Dataset entries:

# # # #

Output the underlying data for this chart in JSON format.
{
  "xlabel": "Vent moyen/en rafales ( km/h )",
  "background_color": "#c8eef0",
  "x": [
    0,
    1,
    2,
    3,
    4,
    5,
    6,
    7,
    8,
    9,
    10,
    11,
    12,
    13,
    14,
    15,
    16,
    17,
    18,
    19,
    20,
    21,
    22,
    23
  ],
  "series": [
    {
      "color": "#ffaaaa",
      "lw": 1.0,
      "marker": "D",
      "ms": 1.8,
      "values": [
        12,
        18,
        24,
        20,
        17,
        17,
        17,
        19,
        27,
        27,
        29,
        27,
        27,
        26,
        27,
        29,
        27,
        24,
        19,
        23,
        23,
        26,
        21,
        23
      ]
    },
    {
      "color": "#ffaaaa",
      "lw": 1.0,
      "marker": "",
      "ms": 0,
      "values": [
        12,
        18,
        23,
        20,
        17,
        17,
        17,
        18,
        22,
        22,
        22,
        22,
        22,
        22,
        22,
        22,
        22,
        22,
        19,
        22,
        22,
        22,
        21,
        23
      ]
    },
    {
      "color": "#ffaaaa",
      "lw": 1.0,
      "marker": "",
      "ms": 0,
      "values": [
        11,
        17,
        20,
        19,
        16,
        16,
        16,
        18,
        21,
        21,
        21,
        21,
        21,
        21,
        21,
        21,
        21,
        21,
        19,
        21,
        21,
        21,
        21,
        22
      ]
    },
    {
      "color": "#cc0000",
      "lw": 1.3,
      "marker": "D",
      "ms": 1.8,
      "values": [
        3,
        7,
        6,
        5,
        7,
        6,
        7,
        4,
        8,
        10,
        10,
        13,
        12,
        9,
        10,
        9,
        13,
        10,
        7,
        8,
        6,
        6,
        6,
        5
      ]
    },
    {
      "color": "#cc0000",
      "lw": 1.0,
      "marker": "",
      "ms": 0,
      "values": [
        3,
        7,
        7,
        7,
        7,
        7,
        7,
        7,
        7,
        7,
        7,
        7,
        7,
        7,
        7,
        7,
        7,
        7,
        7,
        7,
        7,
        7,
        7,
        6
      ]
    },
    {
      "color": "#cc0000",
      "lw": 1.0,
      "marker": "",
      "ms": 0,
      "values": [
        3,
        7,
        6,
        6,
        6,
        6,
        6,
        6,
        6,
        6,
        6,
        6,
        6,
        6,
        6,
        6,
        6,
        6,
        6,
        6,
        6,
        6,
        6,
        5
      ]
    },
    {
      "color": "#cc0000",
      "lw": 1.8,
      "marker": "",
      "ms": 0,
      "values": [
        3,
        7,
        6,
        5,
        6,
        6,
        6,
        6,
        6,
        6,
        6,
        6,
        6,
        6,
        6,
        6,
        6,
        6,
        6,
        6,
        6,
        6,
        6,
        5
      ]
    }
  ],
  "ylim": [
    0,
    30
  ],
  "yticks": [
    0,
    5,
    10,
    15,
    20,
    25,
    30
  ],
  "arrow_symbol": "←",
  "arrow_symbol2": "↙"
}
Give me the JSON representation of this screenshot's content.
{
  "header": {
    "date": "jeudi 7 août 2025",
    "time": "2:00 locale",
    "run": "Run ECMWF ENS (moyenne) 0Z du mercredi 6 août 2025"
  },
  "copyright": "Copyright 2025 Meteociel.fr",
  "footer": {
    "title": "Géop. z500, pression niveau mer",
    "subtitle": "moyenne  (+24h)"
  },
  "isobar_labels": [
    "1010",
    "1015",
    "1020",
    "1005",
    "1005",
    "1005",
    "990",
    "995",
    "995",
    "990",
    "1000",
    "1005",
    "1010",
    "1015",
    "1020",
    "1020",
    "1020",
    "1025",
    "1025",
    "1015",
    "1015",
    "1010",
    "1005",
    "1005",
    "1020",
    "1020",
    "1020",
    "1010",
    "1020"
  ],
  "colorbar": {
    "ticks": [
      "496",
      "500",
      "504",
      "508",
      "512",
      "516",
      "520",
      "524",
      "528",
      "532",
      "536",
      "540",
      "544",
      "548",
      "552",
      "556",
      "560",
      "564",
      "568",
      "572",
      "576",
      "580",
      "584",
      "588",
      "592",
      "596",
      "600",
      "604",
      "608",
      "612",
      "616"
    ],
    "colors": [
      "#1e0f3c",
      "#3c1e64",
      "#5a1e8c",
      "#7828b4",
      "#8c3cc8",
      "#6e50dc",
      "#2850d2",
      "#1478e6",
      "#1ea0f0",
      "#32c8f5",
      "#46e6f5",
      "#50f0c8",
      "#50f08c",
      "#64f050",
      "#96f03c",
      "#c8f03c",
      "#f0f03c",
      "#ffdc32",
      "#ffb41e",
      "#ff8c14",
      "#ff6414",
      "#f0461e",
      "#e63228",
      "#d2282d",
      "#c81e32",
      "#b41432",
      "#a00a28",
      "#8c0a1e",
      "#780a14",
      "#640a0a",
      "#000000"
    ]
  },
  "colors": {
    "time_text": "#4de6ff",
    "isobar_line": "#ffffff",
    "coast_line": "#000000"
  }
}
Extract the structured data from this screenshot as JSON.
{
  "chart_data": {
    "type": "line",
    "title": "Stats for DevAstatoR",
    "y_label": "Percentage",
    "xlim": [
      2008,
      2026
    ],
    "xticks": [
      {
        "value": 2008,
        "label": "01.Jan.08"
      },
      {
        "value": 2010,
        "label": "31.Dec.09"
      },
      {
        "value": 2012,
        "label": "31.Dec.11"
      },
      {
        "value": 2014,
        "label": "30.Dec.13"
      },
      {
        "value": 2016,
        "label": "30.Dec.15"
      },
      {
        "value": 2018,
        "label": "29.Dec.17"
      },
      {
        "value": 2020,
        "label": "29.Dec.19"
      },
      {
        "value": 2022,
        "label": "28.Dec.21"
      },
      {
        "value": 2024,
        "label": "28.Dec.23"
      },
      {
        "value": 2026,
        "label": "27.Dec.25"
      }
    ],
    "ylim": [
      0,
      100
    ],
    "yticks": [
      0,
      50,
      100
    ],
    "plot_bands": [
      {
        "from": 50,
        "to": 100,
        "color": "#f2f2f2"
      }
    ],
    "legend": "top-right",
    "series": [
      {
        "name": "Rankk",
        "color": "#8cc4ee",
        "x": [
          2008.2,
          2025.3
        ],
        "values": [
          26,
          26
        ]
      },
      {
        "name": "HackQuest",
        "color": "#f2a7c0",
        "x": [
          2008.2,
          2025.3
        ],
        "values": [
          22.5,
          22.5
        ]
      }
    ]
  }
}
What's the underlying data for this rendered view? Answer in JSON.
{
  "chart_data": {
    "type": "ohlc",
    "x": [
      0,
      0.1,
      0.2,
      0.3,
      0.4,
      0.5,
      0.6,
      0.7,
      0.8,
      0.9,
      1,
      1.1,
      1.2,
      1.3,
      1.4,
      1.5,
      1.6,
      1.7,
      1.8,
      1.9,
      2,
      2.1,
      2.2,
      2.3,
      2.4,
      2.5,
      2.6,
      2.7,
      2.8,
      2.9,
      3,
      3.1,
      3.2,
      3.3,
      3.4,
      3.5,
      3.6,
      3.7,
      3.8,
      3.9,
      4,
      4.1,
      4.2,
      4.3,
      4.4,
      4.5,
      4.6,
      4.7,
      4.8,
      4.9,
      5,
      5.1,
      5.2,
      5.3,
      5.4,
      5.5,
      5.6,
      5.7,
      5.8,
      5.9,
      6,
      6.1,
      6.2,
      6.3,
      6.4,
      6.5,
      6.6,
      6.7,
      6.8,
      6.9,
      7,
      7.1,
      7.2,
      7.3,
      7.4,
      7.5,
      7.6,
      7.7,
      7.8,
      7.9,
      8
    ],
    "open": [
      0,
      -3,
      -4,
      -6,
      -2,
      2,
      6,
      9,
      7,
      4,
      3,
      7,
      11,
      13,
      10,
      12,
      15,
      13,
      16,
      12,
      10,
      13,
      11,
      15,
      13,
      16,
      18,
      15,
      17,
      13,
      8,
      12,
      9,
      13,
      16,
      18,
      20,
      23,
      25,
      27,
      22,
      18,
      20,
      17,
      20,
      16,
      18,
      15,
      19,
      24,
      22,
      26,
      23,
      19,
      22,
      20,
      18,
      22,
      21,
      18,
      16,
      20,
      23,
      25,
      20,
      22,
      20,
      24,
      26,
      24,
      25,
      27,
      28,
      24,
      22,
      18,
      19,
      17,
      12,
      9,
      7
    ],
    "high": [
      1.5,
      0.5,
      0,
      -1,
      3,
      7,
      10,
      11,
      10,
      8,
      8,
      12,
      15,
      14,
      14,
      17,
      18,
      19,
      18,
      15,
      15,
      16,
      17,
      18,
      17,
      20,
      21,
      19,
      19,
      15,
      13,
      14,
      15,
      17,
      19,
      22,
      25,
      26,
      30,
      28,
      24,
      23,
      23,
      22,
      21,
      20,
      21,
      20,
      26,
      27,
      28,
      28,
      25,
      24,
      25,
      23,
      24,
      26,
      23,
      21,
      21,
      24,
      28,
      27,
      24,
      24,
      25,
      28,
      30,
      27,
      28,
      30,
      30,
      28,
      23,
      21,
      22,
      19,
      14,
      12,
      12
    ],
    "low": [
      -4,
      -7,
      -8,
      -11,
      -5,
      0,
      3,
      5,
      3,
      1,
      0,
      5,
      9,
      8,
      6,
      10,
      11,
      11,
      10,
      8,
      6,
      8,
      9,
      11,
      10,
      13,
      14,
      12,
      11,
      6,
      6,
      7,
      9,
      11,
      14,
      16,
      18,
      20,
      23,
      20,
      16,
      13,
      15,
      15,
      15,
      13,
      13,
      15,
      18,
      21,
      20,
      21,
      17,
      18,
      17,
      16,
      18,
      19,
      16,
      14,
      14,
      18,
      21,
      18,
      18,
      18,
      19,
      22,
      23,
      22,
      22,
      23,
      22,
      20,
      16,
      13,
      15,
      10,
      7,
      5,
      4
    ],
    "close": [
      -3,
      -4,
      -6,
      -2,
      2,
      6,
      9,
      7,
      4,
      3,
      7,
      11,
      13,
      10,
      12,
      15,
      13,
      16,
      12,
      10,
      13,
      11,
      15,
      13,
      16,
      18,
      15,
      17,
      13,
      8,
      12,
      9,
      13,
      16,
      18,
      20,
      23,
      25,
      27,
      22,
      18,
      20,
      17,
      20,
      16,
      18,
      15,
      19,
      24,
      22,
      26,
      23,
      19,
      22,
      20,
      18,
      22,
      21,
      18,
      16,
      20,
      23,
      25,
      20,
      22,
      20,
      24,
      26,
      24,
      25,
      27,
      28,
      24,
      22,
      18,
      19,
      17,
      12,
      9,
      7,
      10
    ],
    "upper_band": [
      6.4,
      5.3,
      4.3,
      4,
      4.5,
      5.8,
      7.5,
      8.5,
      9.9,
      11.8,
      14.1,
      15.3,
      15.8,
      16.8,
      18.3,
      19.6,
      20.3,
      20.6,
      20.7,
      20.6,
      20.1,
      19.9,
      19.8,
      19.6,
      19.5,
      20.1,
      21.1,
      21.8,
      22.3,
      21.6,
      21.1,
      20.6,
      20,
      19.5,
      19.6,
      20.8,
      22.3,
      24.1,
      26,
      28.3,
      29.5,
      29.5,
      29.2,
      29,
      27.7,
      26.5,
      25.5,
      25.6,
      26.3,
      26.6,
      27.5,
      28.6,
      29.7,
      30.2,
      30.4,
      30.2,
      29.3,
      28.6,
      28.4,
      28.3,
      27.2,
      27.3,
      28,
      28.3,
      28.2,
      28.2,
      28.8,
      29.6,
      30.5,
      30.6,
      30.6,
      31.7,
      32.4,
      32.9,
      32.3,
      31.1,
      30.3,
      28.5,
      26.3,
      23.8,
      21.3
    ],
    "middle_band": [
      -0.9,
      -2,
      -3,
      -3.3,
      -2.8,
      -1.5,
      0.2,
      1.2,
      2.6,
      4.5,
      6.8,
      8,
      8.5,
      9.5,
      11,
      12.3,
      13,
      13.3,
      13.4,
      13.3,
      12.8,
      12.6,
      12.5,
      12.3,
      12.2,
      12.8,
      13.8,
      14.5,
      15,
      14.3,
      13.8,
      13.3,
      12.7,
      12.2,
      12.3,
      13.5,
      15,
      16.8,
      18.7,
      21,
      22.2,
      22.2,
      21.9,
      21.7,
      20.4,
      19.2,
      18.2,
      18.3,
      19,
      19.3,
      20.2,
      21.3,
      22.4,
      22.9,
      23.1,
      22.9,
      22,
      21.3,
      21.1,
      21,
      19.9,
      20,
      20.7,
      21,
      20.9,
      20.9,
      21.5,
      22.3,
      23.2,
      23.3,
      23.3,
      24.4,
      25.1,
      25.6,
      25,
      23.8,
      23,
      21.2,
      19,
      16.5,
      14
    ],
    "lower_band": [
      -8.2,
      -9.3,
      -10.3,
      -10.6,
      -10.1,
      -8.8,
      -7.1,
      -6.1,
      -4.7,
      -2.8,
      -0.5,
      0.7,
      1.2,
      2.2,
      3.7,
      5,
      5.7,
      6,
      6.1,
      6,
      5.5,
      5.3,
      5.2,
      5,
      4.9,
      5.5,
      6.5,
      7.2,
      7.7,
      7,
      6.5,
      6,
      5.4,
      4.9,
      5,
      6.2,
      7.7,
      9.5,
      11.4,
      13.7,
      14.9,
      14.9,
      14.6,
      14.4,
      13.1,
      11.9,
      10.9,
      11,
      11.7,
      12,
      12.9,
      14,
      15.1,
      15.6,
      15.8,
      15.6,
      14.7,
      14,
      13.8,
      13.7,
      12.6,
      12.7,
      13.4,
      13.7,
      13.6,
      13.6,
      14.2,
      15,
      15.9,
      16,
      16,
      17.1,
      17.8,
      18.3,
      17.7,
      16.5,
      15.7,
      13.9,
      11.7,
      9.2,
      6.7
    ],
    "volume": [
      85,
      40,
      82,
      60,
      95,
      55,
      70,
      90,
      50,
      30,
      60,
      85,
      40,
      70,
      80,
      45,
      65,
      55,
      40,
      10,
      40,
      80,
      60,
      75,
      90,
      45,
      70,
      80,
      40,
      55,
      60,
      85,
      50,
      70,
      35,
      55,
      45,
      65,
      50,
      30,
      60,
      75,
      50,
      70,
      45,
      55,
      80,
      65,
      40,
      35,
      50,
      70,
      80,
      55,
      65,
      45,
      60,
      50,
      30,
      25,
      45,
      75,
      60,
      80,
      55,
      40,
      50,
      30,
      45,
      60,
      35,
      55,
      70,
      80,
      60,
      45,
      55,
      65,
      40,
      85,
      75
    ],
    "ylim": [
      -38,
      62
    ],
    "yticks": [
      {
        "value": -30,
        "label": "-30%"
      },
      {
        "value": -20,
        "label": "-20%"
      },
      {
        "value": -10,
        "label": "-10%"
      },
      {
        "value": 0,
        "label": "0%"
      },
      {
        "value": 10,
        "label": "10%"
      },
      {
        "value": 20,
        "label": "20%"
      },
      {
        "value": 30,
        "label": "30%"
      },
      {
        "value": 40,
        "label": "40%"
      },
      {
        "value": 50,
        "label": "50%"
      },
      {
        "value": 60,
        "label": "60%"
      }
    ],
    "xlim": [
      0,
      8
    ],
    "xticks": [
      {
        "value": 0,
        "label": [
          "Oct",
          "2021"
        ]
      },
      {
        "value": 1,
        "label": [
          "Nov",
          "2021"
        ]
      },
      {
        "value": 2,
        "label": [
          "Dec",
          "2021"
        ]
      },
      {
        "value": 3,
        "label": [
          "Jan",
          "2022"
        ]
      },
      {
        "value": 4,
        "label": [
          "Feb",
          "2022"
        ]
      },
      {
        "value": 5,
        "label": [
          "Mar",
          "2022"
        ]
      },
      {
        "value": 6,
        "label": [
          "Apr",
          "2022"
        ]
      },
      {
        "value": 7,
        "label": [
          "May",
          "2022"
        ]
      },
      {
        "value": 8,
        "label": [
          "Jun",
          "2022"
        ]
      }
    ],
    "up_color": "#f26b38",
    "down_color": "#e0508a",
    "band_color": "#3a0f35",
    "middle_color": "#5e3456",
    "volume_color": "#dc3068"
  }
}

# # # #

— What you have to do —
Copy every line of the listing where the word "screenshot" appears.

— Answer for this exercise —
Give me the JSON representation of this screenshot's content.
Extract the structured data from this screenshot as JSON.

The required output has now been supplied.